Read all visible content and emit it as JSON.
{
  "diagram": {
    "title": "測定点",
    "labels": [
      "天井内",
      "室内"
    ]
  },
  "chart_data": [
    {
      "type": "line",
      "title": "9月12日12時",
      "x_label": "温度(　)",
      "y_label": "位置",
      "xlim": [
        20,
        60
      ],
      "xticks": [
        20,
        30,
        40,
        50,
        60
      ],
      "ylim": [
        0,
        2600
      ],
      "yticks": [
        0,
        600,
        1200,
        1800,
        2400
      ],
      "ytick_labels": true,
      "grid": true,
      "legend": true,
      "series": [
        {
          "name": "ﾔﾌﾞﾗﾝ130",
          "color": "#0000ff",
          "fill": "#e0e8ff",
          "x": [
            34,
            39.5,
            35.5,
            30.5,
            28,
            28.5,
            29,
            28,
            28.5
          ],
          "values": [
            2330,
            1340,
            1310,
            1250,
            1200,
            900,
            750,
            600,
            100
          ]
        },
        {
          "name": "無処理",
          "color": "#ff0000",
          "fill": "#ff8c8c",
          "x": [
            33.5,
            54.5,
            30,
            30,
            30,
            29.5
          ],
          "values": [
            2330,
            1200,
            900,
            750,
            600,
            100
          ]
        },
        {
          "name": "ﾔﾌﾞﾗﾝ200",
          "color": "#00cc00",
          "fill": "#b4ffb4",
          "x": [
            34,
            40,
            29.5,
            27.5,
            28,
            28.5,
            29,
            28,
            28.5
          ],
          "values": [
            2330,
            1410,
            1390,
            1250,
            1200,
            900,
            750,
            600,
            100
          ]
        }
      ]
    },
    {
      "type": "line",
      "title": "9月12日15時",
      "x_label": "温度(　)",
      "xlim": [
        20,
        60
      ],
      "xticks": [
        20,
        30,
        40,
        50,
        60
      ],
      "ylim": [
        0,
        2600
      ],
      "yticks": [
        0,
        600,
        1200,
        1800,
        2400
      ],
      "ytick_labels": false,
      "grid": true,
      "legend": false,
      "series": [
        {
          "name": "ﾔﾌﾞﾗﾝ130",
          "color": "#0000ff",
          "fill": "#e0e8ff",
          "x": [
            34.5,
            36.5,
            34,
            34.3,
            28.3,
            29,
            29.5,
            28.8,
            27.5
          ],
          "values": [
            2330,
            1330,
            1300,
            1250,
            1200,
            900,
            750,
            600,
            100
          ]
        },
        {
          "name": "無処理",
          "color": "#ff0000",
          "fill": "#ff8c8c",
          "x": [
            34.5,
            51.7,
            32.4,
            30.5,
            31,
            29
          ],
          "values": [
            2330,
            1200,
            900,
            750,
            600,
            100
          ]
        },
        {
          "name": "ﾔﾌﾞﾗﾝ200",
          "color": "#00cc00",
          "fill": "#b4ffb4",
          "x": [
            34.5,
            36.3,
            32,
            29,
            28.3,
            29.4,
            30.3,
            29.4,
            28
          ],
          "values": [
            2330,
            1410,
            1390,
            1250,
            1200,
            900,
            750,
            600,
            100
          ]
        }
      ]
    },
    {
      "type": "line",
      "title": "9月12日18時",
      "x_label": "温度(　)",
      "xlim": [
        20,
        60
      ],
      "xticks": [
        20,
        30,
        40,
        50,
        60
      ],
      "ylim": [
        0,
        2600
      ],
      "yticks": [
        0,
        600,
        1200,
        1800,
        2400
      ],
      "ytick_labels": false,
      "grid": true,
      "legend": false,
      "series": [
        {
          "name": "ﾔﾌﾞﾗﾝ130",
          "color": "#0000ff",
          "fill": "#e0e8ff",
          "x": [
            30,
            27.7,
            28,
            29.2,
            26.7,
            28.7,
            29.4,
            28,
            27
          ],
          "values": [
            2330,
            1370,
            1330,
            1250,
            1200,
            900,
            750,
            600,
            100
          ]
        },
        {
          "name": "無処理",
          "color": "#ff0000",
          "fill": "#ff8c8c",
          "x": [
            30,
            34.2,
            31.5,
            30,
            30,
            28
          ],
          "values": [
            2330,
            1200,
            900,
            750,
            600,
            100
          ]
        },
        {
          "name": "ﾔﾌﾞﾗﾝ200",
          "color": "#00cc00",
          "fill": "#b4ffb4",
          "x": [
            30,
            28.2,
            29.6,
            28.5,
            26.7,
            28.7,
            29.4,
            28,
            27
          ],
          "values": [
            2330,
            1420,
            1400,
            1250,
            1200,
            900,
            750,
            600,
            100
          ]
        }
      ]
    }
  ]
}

**TASK REQUIREMENTS**
Count each line of the entries that holds the word "title", then state the total and nothing more.

**RESULT OF THIS TASK**
4